■ Extracted text
────────────────
# PPG Shop Line clear?



## MR ALOHA64 (Jun 21, 2009)

does anyone know how that clear flows or holds out?? i think its the 630 clear.


----------



## fleezie84 (Dec 7, 2002)

The Shopline JC 661 is a 2 to 1 mix , no reducer, very high solid kinda peely when you first spray it but levels out very nice and has good durability.


----------



## tRiCk oR tReAt 2 (Aug 7, 2003)

It flows out alright.
A little bit of orange peel since it's a 4:1.
I'm sure you can slick it out if you reduce it a bit. 
Buffs out great.

Don't know much about how long it lasts though. 

This is shopline clear.


----------



## MR ALOHA64 (Jun 21, 2009)

Thanks for the info guys.  just wanted to know what type of product im buy'in! ALOHA


----------



## sic713 (Jan 17, 2005)

low end jobs thats all i use.. 4-1 is good..
────────────────
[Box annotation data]
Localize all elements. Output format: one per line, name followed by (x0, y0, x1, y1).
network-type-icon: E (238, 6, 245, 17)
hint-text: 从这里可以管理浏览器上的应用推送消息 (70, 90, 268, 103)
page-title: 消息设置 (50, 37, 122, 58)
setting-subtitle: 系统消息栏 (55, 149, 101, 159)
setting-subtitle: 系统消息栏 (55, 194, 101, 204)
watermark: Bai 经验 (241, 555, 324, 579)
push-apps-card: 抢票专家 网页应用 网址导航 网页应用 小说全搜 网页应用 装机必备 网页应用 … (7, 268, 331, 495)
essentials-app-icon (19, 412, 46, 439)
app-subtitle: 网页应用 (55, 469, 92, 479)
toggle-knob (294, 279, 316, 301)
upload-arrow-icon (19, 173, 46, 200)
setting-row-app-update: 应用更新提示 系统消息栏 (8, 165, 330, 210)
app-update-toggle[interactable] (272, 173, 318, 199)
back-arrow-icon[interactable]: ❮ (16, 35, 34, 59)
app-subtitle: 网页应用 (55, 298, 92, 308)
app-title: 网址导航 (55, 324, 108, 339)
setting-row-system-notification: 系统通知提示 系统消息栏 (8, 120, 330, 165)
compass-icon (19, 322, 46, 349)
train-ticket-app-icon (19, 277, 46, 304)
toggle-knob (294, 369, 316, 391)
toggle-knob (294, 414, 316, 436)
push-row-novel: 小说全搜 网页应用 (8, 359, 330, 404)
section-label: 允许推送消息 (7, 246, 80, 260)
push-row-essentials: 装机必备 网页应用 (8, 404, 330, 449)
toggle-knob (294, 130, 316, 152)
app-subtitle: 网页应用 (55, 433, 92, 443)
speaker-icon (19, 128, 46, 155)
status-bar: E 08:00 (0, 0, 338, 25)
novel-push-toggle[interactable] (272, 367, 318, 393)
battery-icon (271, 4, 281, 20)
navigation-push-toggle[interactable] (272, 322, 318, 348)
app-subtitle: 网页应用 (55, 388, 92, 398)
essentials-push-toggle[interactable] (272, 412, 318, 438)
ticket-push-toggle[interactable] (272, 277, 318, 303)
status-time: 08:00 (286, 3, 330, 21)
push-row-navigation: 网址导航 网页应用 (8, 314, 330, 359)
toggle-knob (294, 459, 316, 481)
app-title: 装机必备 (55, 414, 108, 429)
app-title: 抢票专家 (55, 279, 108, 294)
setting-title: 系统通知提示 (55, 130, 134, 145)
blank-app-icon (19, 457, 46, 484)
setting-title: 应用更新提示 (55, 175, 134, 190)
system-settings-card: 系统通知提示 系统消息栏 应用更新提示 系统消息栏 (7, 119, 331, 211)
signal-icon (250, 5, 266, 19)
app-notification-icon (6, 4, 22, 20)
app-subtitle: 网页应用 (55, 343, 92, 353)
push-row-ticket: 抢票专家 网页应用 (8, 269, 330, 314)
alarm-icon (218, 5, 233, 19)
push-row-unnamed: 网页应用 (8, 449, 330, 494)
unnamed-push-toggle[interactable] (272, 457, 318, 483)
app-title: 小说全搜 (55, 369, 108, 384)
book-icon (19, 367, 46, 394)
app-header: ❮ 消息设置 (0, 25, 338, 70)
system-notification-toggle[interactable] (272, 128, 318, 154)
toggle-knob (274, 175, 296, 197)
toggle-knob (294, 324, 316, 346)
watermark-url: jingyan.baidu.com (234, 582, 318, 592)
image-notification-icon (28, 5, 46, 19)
────────────────
■ Given problem 1
Name every distinct username that posts in the PPG Shopline clear thread.
■ Given problem 2
In the PPG Shopline clear thread, what mix ratio does fleezie84 give for the Shopline JC 661?
■ Given problem 3
Carry the forum thread on PPG Shopline clear forward from its final post.

■ Final result 1
MR ALOHA64, fleezie84, tRiCk oR tReAt 2, sic713

■ Final result 2
2 to 1, with no reducer.

■ Final result 3
i actually just tried the 2-1 clear and it is a lil pealy, but its buffs out nice and slick....


----------



## lowdeville (Jul 24, 2004)

> _Originally posted by MR ALOHA64_@Nov 11 2009, 11:07 AM~15632664
> *does anyone know how that clear flows or holds out?? i think its the 630 clear.
> *


Decent clear for daily's,cheapo jobs,I also use it to bury flake(then topcoat with a quality high solids).


----------



## slo (Jan 12, 2004)

i dont gamble with cheap clears


----------



## Guest (Nov 12, 2009)

heres my daily that i sprayed with shopline clear i love it


----------



## Guest (Nov 12, 2009)




----------



## Guest (Nov 12, 2009)

and heres a pic of the hood about 4 months after i sprayed the car it still looks new


----------



## fleezie84 (Dec 7, 2002)

Shopline JC 661 clear is the equivalent of Omni MC 151. It is a lesser expensive clear but does slick out nice and has good UV resolve I have jobs out there from when I first started painting where I used the Omni clear and they are still holding up fine today and we are talking 14 years. Shopline is basically the same product with a different name. As long as you take care of it it will last just fine !!


----------



## biggboy (Mar 2, 2004)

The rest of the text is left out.